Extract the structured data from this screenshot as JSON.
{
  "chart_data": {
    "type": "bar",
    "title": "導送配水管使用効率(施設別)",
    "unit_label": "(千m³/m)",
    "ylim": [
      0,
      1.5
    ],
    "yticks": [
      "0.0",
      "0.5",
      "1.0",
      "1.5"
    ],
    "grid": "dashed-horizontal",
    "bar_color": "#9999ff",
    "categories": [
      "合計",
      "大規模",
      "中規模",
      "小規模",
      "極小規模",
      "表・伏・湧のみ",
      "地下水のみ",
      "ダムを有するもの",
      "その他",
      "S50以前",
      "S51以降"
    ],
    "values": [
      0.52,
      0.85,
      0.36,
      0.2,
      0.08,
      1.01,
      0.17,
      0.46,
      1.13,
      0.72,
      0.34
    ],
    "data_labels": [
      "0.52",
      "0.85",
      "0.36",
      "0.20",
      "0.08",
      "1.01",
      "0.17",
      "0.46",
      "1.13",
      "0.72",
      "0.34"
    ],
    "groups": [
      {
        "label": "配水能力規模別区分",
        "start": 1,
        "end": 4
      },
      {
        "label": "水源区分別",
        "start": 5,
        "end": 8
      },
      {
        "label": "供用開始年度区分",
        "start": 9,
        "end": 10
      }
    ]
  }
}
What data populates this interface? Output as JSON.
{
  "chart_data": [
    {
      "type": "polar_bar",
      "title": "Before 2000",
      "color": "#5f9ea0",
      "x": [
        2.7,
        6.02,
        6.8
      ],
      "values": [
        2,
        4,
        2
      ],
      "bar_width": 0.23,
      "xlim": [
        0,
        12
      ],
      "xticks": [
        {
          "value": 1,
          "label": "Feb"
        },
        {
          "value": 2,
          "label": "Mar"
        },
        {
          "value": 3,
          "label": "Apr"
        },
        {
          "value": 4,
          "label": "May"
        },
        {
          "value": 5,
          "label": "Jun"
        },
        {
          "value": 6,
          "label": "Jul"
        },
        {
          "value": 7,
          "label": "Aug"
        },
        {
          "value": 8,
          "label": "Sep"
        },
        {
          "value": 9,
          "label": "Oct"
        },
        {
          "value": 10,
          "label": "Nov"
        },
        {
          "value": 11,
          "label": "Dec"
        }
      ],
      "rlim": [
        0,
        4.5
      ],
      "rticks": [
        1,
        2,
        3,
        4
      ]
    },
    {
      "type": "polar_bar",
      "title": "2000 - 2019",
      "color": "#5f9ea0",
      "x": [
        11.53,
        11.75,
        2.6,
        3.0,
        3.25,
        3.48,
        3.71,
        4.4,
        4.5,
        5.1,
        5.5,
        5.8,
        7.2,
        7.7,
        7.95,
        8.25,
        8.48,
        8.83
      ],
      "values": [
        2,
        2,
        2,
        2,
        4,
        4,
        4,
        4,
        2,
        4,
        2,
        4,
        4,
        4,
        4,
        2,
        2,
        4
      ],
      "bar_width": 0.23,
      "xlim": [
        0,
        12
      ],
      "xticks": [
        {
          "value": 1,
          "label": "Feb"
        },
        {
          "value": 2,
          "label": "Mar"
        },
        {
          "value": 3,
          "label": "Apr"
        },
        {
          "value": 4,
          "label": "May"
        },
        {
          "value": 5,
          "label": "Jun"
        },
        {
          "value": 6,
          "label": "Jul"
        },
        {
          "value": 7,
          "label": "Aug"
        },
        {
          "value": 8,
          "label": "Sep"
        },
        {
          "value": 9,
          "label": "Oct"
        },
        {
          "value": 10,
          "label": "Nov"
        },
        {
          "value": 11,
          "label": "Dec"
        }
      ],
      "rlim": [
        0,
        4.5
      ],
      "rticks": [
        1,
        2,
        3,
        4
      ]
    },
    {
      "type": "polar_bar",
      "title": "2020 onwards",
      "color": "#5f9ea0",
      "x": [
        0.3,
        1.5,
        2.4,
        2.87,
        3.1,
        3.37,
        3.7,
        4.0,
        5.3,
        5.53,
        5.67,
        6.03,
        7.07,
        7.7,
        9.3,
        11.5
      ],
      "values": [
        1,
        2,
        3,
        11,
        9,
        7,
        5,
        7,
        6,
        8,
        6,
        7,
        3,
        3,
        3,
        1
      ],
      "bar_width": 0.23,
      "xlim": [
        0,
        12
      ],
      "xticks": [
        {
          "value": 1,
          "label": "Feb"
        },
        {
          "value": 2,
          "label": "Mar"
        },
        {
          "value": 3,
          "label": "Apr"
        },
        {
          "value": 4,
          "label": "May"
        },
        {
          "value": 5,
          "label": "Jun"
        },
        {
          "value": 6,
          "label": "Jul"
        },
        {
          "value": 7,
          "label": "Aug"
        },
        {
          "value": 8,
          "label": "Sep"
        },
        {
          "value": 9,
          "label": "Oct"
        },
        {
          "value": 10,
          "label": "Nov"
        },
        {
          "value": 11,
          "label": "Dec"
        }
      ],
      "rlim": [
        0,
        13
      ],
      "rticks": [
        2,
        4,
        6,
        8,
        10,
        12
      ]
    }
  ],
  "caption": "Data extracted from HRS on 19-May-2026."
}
....................
- _Task instructions_: Copy down the material exactly as written.

- _Task response_:
Extract the structured data from this screenshot as JSON.
{
  "chart_data": {
    "type": "bar",
    "title": "導送配水管使用効率(施設別)",
    "unit_label": "(千m³/m)",
    "ylim": [
      0,
      1.5
    ],
    "yticks": [
      "0.0",
      "0.5",
      "1.0",
      "1.5"
    ],
    "grid": "dashed-horizontal",
    "bar_color": "#9999ff",
    "categories": [
      "合計",
      "大規模",
      "中規模",
      "小規模",
      "極小規模",
      "表・伏・湧のみ",
      "地下水のみ",
      "ダムを有するもの",
      "その他",
      "S50以前",
      "S51以降"
    ],
    "values": [
      0.52,
      0.85,
      0.36,
      0.2,
      0.08,
      1.01,
      0.17,
      0.46,
      1.13,
      0.72,
      0.34
    ],
    "data_labels": [
      "0.52",
      "0.85",
      "0.36",
      "0.20",
      "0.08",
      "1.01",
      "0.17",
      "0.46",
      "1.13",
      "0.72",
      "0.34"
    ],
    "groups": [
      {
        "label": "配水能力規模別区分",
        "start": 1,
        "end": 4
      },
      {
        "label": "水源区分別",
        "start": 5,
        "end": 8
      },
      {
        "label": "供用開始年度区分",
        "start": 9,
        "end": 10
      }
    ]
  }
}
What data populates this interface? Output as JSON.
{
  "chart_data": [
    {
      "type": "polar_bar",
      "title": "Before 2000",
      "color": "#5f9ea0",
      "x": [
        2.7,
        6.02,
        6.8
      ],
      "values": [
        2,
        4,
        2
      ],
      "bar_width": 0.23,
      "xlim": [
        0,
        12
      ],
      "xticks": [
        {
          "value": 1,
          "label": "Feb"
        },
        {
          "value": 2,
          "label": "Mar"
        },
        {
          "value": 3,
          "label": "Apr"
        },
        {
          "value": 4,
          "label": "May"
        },
        {
          "value": 5,
          "label": "Jun"
        },
        {
          "value": 6,
          "label": "Jul"
        },
        {
          "value": 7,
          "label": "Aug"
        },
        {
          "value": 8,
          "label": "Sep"
        },
        {
          "value": 9,
          "label": "Oct"
        },
        {
          "value": 10,
          "label": "Nov"
        },
        {
          "value": 11,
          "label": "Dec"
        }
      ],
      "rlim": [
        0,
        4.5
      ],
      "rticks": [
        1,
        2,
        3,
        4
      ]
    },
    {
      "type": "polar_bar",
      "title": "2000 - 2019",
      "color": "#5f9ea0",
      "x": [
        11.53,
        11.75,
        2.6,
        3.0,
        3.25,
        3.48,
        3.71,
        4.4,
        4.5,
        5.1,
        5.5,
        5.8,
        7.2,
        7.7,
        7.95,
        8.25,
        8.48,
        8.83
      ],
      "values": [
        2,
        2,
        2,
        2,
        4,
        4,
        4,
        4,
        2,
        4,
        2,
        4,
        4,
        4,
        4,
        2,
        2,
        4
      ],
      "bar_width": 0.23,
      "xlim": [
        0,
        12
      ],
      "xticks": [
        {
          "value": 1,
          "label": "Feb"
        },
        {
          "value": 2,
          "label": "Mar"
        },
        {
          "value": 3,
          "label": "Apr"
        },
        {
          "value": 4,
          "label": "May"
        },
        {
          "value": 5,
          "label": "Jun"
        },
        {
          "value": 6,
          "label": "Jul"
        },
        {
          "value": 7,
          "label": "Aug"
        },
        {
          "value": 8,
          "label": "Sep"
        },
        {
          "value": 9,
          "label": "Oct"
        },
        {
          "value": 10,
          "label": "Nov"
        },
        {
          "value": 11,
          "label": "Dec"
        }
      ],
      "rlim": [
        0,
        4.5
      ],
      "rticks": [
        1,
        2,
        3,
        4
      ]
    },
    {
      "type": "polar_bar",
      "title": "2020 onwards",
      "color": "#5f9ea0",
      "x": [
        0.3,
        1.5,
        2.4,
        2.87,
        3.1,
        3.37,
        3.7,
        4.0,
        5.3,
        5.53,
        5.67,
        6.03,
        7.07,
        7.7,
        9.3,
        11.5
      ],
      "values": [
        1,
        2,
        3,
        11,
        9,
        7,
        5,
        7,
        6,
        8,
        6,
        7,
        3,
        3,
        3,
        1
      ],
      "bar_width": 0.23,
      "xlim": [
        0,
        12
      ],
      "xticks": [
        {
          "value": 1,
          "label": "Feb"
        },
        {
          "value": 2,
          "label": "Mar"
        },
        {
          "value": 3,
          "label": "Apr"
        },
        {
          "value": 4,
          "label": "May"
        },
        {
          "value": 5,
          "label": "Jun"
        },
        {
          "value": 6,
          "label": "Jul"
        },
        {
          "value": 7,
          "label": "Aug"
        },
        {
          "value": 8,
          "label": "Sep"
        },
        {
          "value": 9,
          "label": "Oct"
        },
        {
          "value": 10,
          "label": "Nov"
        },
        {
          "value": 11,
          "label": "Dec"
        }
      ],
      "rlim": [
        0,
        13
      ],
      "rticks": [
        2,
        4,
        6,
        8,
        10,
        12
      ]
    }
  ],
  "caption": "Data extracted from HRS on 19-May-2026."
}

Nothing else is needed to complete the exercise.